[Figure data in JSON]
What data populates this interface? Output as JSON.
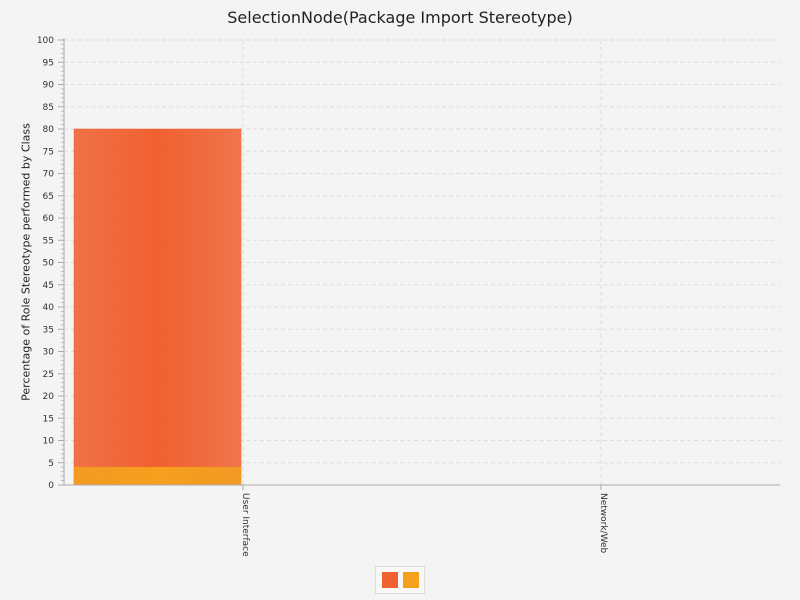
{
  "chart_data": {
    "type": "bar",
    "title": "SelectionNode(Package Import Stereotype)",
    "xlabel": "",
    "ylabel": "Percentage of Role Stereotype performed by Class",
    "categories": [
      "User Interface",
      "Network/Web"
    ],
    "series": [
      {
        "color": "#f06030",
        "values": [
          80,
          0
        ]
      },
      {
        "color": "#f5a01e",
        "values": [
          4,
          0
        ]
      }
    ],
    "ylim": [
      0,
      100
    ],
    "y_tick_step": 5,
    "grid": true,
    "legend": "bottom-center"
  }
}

Exercise details >> Verbatim reproduction of every record is required; images are left out.

Task output >>
What data populates this interface? Output as JSON.
{
  "chart_data": {
    "type": "bar",
    "title": "SelectionNode(Package Import Stereotype)",
    "xlabel": "",
    "ylabel": "Percentage of Role Stereotype performed by Class",
    "categories": [
      "User Interface",
      "Network/Web"
    ],
    "series": [
      {
        "color": "#f06030",
        "values": [
          80,
          0
        ]
      },
      {
        "color": "#f5a01e",
        "values": [
          4,
          0
        ]
      }
    ],
    "ylim": [
      0,
      100
    ],
    "y_tick_step": 5,
    "grid": true,
    "legend": "bottom-center"
  }
}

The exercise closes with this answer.